— BEGIN AVAILABLE DATA —
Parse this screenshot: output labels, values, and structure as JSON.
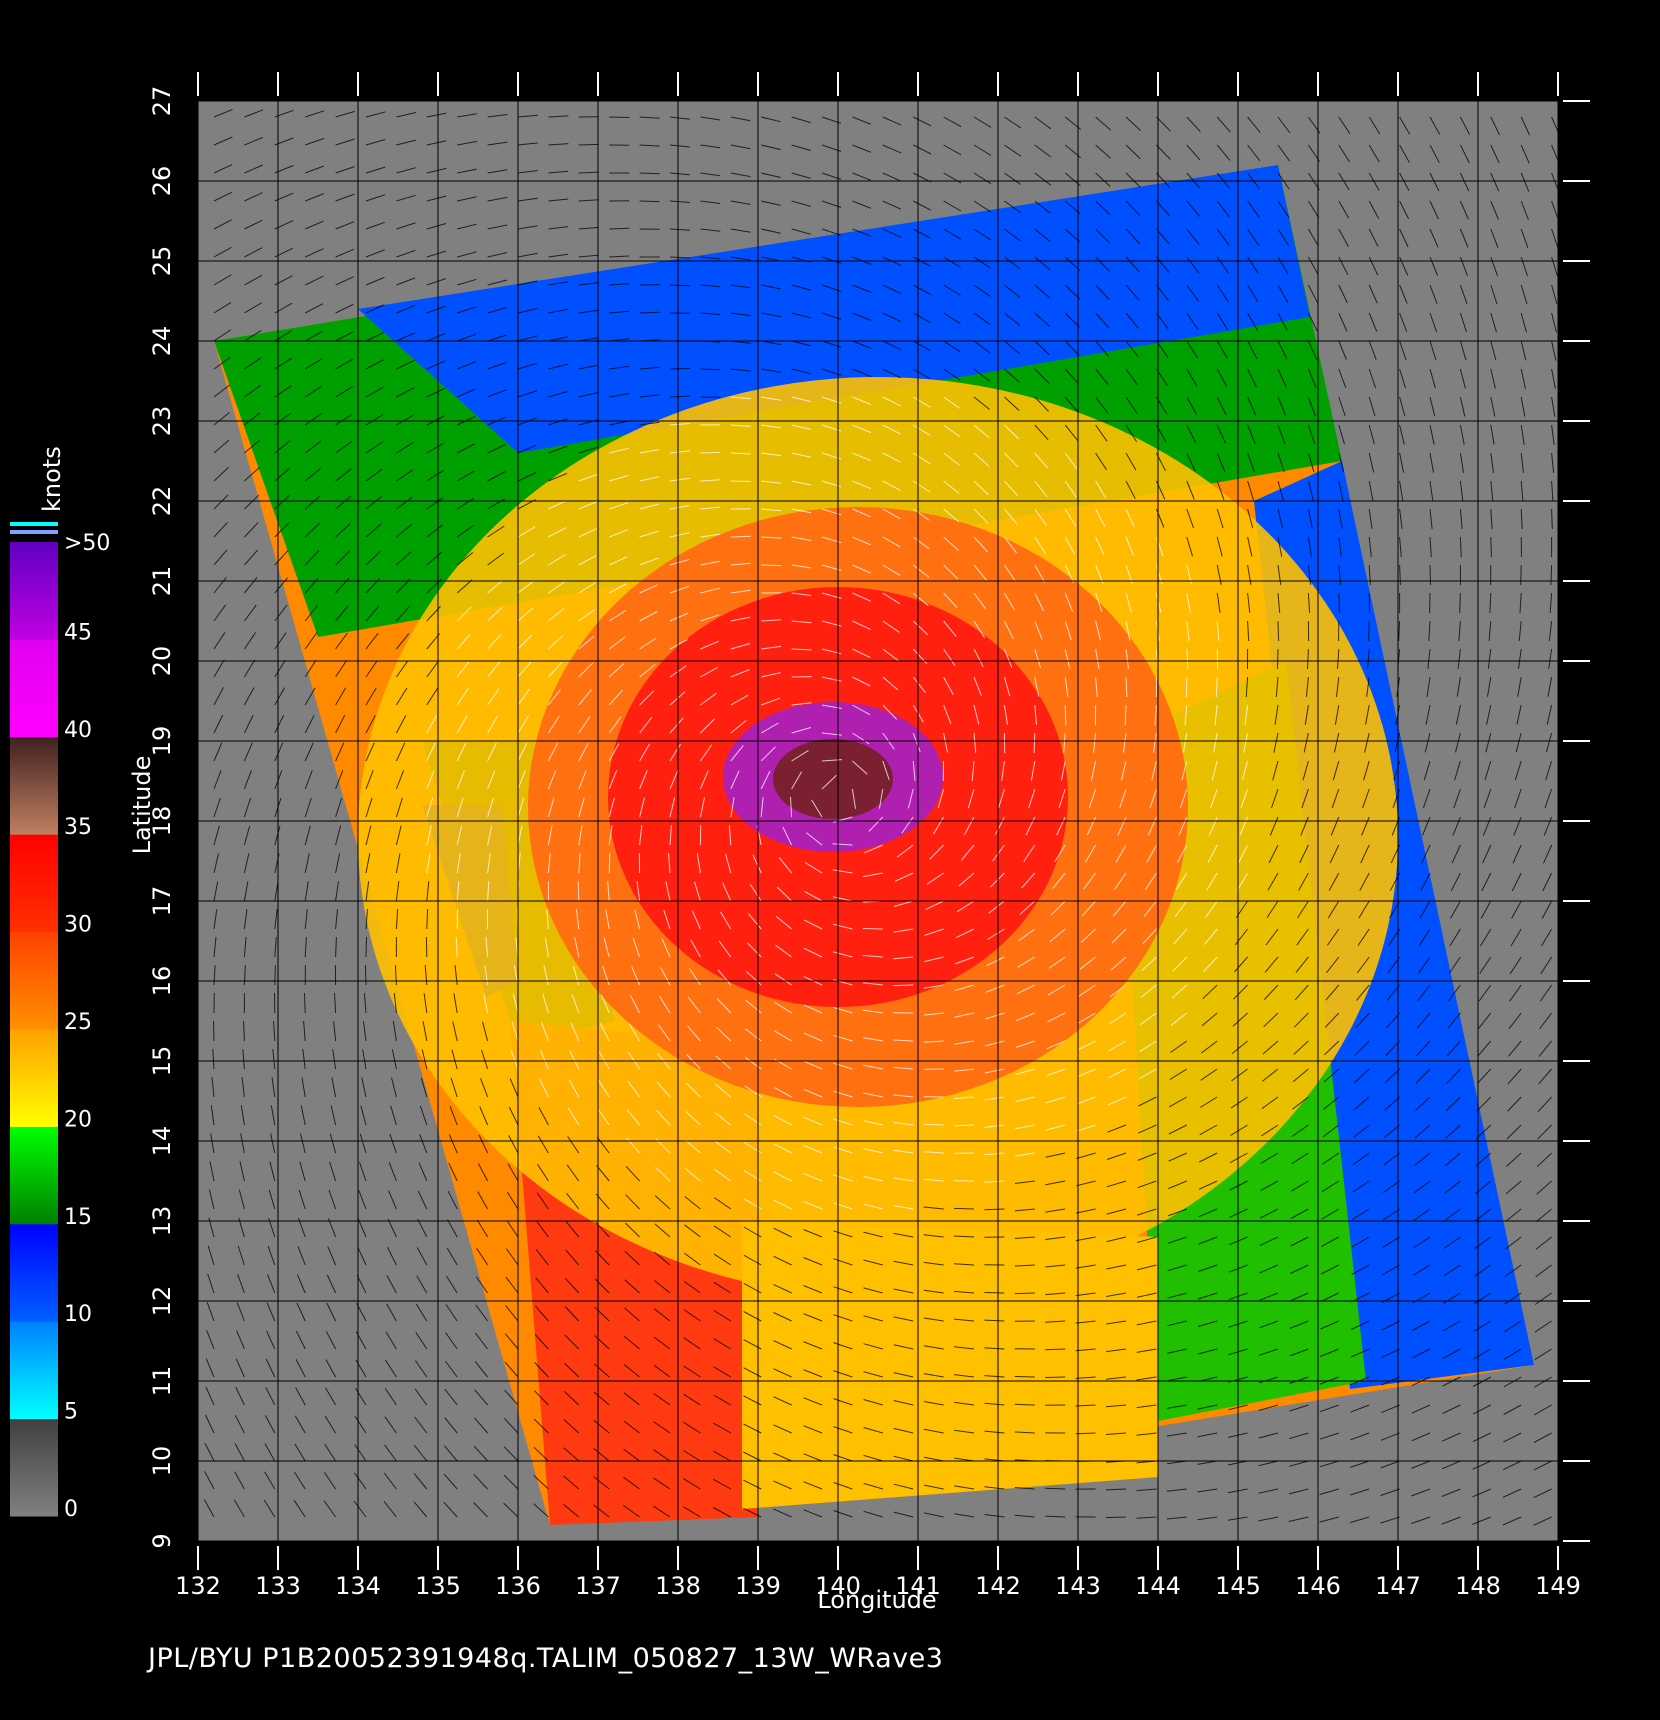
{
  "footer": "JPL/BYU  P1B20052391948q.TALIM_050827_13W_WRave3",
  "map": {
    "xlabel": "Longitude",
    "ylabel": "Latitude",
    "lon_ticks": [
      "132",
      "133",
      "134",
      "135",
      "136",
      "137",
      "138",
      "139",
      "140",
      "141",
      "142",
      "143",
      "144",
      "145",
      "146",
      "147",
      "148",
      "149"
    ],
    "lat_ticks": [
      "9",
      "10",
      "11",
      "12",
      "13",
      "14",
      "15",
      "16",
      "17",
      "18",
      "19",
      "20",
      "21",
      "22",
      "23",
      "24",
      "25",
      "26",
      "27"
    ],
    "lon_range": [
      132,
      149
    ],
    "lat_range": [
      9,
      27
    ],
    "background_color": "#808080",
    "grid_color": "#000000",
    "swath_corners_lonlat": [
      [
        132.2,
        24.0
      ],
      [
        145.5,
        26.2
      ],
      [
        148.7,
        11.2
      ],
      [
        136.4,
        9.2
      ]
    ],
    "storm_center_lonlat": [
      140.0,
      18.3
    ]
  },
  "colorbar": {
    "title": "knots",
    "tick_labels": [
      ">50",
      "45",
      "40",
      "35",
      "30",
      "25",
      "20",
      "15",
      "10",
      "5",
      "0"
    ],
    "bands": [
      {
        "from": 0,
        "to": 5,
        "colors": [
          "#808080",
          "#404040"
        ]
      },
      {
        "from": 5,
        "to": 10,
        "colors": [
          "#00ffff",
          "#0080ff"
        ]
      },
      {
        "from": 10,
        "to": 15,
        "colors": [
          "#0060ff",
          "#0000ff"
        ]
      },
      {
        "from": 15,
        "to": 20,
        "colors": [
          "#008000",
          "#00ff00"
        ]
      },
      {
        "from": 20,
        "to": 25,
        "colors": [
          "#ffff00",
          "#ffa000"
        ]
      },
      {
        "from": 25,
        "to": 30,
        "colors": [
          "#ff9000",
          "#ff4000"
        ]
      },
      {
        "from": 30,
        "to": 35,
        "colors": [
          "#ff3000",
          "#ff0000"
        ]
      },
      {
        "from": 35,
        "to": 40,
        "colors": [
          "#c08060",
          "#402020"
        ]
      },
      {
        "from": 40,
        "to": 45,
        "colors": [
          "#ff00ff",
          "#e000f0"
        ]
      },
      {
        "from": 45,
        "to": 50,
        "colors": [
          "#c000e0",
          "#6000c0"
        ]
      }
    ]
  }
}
— END AVAILABLE DATA —
## BRIEF
Copy each line above that contains the word "from".

## COMPLETE RESPONSE
        "from": 0,
        "from": 5,
        "from": 10,
        "from": 15,
        "from": 20,
        "from": 25,
        "from": 30,
        "from": 35,
        "from": 40,
        "from": 45,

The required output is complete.